● **TÂCHES À RÉALISER**
**a)** Dites si chacune des affirmations suivantes concorde avec le texte sur les ondes gravitationnelles, en répondant par oui ou par non et en citant exactement les mots du texte qui tranchent. (i) L’instrument européen est construit près de Pise, en Italie. (ii) Grâce aux versions « advanced », l’instrument européen pourra écouter un volume d’Univers dix fois plus grand. (iii) Tester la relativité générale en « champ fort » est aujourd’hui facile à réaliser.
**b)** Poursuivez le texte sur les ondes gravitationnelles à partir de sa dernière phrase.

● **EXTRAIT À LIRE**

========

Après une première génération d’instruments, la sensibilité a été boostée dans les versions « advanced » de Virgo et Ligo. L’instrument européen, construit près de Pise en Italie, pourra ainsi « écouter » un volume d’Univers mille fois plus grand, ce qui augmentera le nombre d’ondes gravitationnelles observables. La coopération avec les deux instruments du projet américain permettra de localiser précisément une source dans l’espace.
Une fenêtre inédite sur l’Univers
Les deux motivations principales de cette traque aux ondes gravitationnelles résident d’abord dans la possibilité de tester la théorie de la relativité générale en « champ fort », c’est-à-dire avec des objets de masse extrême, ce qui est difficile à réaliser actuellement. Ensuite, il s’agit d’ouvrir une nouvelle fenêtre à l’observation du ciel, celle de l’astronomie gravitationnelle.

========

● **ENTRÉES FOURNIES**
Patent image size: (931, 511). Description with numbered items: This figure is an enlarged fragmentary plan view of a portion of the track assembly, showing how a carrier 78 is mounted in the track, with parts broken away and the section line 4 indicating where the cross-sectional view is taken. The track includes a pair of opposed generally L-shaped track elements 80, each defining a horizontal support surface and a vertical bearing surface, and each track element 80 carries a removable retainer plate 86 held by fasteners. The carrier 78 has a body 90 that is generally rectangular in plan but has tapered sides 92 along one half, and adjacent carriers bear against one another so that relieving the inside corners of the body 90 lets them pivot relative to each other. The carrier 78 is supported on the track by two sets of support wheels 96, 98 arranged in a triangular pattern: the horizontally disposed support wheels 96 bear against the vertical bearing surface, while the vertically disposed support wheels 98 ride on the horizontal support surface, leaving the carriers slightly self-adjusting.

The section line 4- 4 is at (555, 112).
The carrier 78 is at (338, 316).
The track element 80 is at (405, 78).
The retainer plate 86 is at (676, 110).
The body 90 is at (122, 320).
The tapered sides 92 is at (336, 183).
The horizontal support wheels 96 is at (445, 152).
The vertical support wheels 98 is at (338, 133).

========

● **RÉPONSES PAR TÂCHE**
**a)**
(i) Oui : « construit près de Pise en Italie ».
(ii) Non : « un volume d’Univers mille fois plus grand ».
(iii) Non : « ce qui est difficile à réaliser actuellement ».

**b)**
Cependant, toutes les ondes gravitationnelles, par exemple celles en provenance des systèmes de trous noirs supermassifs, ne seront pas observables par Virgo et Ligo. Leur signal, de fréquence inférieure au Hertz, sera noyé dans le bruit sismique. Pour pallier cet obstacle, un projet spatial est étudié : eLISA. Trois satellites formeront un interféromètre, identique sur le principe aux instruments terrestres, mais les « bras » pourront alors atteindre des millions de kilomètres afin d’améliorer la sensibilité de la détection. « Le plus dur est de s’assurer que les variations de distance que l’on mesurera seront dues à la gravitation et à aucune autre force, électrostatique par exemple », détaille Pierre Binétruy.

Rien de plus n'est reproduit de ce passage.